Goal. Show every line in the records below that contains the word "components".

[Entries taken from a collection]
▬▬▬▬▬▬▬▬▬▬

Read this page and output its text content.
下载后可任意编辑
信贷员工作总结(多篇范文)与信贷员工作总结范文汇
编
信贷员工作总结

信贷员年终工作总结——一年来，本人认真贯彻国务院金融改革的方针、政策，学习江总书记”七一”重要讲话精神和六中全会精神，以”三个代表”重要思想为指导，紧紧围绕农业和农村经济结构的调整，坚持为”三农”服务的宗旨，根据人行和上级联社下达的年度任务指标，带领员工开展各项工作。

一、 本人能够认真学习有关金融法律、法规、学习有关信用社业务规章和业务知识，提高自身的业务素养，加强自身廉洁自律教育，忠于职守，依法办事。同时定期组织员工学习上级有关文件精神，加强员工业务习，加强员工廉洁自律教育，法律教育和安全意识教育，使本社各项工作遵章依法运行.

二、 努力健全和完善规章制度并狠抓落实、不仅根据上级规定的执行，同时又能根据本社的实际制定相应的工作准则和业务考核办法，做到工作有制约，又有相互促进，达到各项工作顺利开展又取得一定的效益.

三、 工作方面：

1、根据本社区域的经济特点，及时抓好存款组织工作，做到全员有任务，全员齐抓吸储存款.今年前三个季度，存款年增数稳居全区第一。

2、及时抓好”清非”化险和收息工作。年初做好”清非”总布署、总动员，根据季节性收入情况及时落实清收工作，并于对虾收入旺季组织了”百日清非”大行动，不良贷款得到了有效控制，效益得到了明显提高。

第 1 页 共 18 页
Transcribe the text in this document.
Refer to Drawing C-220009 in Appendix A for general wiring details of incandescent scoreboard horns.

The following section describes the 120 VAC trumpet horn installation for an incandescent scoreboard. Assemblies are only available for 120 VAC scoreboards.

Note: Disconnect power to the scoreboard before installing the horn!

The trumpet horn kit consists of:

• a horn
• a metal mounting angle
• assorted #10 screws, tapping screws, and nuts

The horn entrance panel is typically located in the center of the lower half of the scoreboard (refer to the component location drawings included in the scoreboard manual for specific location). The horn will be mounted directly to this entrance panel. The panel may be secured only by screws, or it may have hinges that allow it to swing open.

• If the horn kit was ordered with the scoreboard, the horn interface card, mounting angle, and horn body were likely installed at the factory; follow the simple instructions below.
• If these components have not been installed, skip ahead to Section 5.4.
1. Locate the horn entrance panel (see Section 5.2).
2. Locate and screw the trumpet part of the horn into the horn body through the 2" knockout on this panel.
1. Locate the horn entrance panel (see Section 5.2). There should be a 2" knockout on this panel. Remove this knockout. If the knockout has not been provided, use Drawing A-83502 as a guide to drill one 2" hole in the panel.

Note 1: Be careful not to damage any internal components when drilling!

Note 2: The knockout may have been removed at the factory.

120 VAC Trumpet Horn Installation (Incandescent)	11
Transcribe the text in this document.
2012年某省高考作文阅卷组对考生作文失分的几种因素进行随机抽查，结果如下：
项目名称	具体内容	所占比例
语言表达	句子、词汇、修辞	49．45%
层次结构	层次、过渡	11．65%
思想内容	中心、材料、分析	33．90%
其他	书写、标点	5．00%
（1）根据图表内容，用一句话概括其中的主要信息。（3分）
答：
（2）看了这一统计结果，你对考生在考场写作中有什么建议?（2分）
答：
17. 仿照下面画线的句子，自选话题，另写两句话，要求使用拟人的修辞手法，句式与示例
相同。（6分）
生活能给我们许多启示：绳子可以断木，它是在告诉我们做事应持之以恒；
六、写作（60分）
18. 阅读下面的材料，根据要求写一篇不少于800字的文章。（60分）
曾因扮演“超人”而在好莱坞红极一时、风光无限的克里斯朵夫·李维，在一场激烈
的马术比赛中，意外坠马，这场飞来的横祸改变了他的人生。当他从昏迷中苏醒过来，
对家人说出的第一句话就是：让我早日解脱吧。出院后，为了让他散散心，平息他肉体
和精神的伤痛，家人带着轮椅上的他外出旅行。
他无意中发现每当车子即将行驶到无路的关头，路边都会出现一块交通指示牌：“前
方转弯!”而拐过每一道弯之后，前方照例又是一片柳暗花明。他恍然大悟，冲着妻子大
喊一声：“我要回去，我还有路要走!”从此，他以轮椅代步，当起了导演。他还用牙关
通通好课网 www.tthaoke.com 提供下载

▬▬▬▬▬▬▬▬▬▬

Written response.
• If these components have not been installed, skip ahead to Section 5.4.
Note 1: Be careful not to damage any internal components when drilling!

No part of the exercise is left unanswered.